- _YOUR OBJECTIVE_
Repeat the entries below exactly as they appear, with no pictures.

- _STORED RECORDS_
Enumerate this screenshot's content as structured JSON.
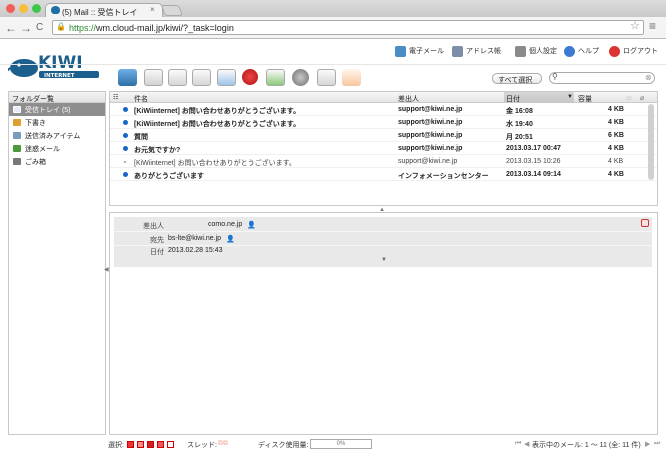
{
  "browser": {
    "tab_title": "(5) Mail :: 受信トレイ",
    "tab_close": "×",
    "url_scheme": "https://",
    "url_rest": "wm.cloud-mail.jp/kiwi/?_task=login",
    "back": "←",
    "forward": "→",
    "reload": "C",
    "star": "☆",
    "menu": "≡"
  },
  "header": {
    "logo_text": "KIWI",
    "logo_sub": "INTERNET",
    "nav": {
      "email": "電子メール",
      "addressbook": "アドレス帳",
      "settings": "個人設定",
      "help": "ヘルプ",
      "logout": "ログアウト"
    }
  },
  "toolbar": {
    "quick_select": "すべて選択",
    "search_placeholder": ""
  },
  "folders": {
    "title": "フォルダー覧",
    "items": [
      {
        "label": "受信トレイ (5)",
        "icon": "inbox-icon",
        "color": "#5b7fbf"
      },
      {
        "label": "下書き",
        "icon": "pencil-icon",
        "color": "#e0a030"
      },
      {
        "label": "送信済みアイテム",
        "icon": "outbox-icon",
        "color": "#7a9ac0"
      },
      {
        "label": "迷惑メール",
        "icon": "junk-icon",
        "color": "#4a9a3a"
      },
      {
        "label": "ごみ箱",
        "icon": "trash-icon",
        "color": "#777"
      }
    ]
  },
  "list": {
    "columns": {
      "subject": "件名",
      "from": "差出人",
      "date": "日付",
      "size": "容量"
    },
    "rows": [
      {
        "subject": "[KiWiinternet] お問い合わせありがとうございます。",
        "from": "support@kiwi.ne.jp",
        "date": "金 16:08",
        "size": "4 KB",
        "unread": true
      },
      {
        "subject": "[KiWiinternet] お問い合わせありがとうございます。",
        "from": "support@kiwi.ne.jp",
        "date": "水 19:40",
        "size": "4 KB",
        "unread": true
      },
      {
        "subject": "質問",
        "from": "support@kiwi.ne.jp",
        "date": "月 20:51",
        "size": "6 KB",
        "unread": true
      },
      {
        "subject": "お元気ですか?",
        "from": "support@kiwi.ne.jp",
        "date": "2013.03.17 00:47",
        "size": "4 KB",
        "unread": true
      },
      {
        "subject": "[KiWiinternet] お問い合わせありがとうございます。",
        "from": "support@kiwi.ne.jp",
        "date": "2013.03.15 10:26",
        "size": "4 KB",
        "unread": false
      },
      {
        "subject": "ありがとうございます",
        "from": "インフォメーションセンター",
        "date": "2013.03.14 09:14",
        "size": "4 KB",
        "unread": true
      }
    ]
  },
  "preview": {
    "from_label": "差出人",
    "from_value": "como.ne.jp",
    "to_label": "宛先",
    "to_value": "bs-lte@kiwi.ne.jp",
    "date_label": "日付",
    "date_value": "2013.02.28 15:43"
  },
  "footer": {
    "select_label": "選択:",
    "thread_label": "スレッド:",
    "quota_label": "ディスク使用量:",
    "quota_value": "0%",
    "count_text": "表示中のメール: 1 ～ 11 (全: 11 件)"
  }
}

- _FINISHED EXERCISE_
Enumerate this screenshot's content as structured JSON.
{
  "browser": {
    "tab_title": "(5) Mail :: 受信トレイ",
    "tab_close": "×",
    "url_scheme": "https://",
    "url_rest": "wm.cloud-mail.jp/kiwi/?_task=login",
    "back": "←",
    "forward": "→",
    "reload": "C",
    "star": "☆",
    "menu": "≡"
  },
  "header": {
    "logo_text": "KIWI",
    "logo_sub": "INTERNET",
    "nav": {
      "email": "電子メール",
      "addressbook": "アドレス帳",
      "settings": "個人設定",
      "help": "ヘルプ",
      "logout": "ログアウト"
    }
  },
  "toolbar": {
    "quick_select": "すべて選択",
    "search_placeholder": ""
  },
  "folders": {
    "title": "フォルダー覧",
    "items": [
      {
        "label": "受信トレイ (5)",
        "icon": "inbox-icon",
        "color": "#5b7fbf"
      },
      {
        "label": "下書き",
        "icon": "pencil-icon",
        "color": "#e0a030"
      },
      {
        "label": "送信済みアイテム",
        "icon": "outbox-icon",
        "color": "#7a9ac0"
      },
      {
        "label": "迷惑メール",
        "icon": "junk-icon",
        "color": "#4a9a3a"
      },
      {
        "label": "ごみ箱",
        "icon": "trash-icon",
        "color": "#777"
      }
    ]
  },
  "list": {
    "columns": {
      "subject": "件名",
      "from": "差出人",
      "date": "日付",
      "size": "容量"
    },
    "rows": [
      {
        "subject": "[KiWiinternet] お問い合わせありがとうございます。",
        "from": "support@kiwi.ne.jp",
        "date": "金 16:08",
        "size": "4 KB",
        "unread": true
      },
      {
        "subject": "[KiWiinternet] お問い合わせありがとうございます。",
        "from": "support@kiwi.ne.jp",
        "date": "水 19:40",
        "size": "4 KB",
        "unread": true
      },
      {
        "subject": "質問",
        "from": "support@kiwi.ne.jp",
        "date": "月 20:51",
        "size": "6 KB",
        "unread": true
      },
      {
        "subject": "お元気ですか?",
        "from": "support@kiwi.ne.jp",
        "date": "2013.03.17 00:47",
        "size": "4 KB",
        "unread": true
      },
      {
        "subject": "[KiWiinternet] お問い合わせありがとうございます。",
        "from": "support@kiwi.ne.jp",
        "date": "2013.03.15 10:26",
        "size": "4 KB",
        "unread": false
      },
      {
        "subject": "ありがとうございます",
        "from": "インフォメーションセンター",
        "date": "2013.03.14 09:14",
        "size": "4 KB",
        "unread": true
      }
    ]
  },
  "preview": {
    "from_label": "差出人",
    "from_value": "como.ne.jp",
    "to_label": "宛先",
    "to_value": "bs-lte@kiwi.ne.jp",
    "date_label": "日付",
    "date_value": "2013.02.28 15:43"
  },
  "footer": {
    "select_label": "選択:",
    "thread_label": "スレッド:",
    "quota_label": "ディスク使用量:",
    "quota_value": "0%",
    "count_text": "表示中のメール: 1 ～ 11 (全: 11 件)"
  }
}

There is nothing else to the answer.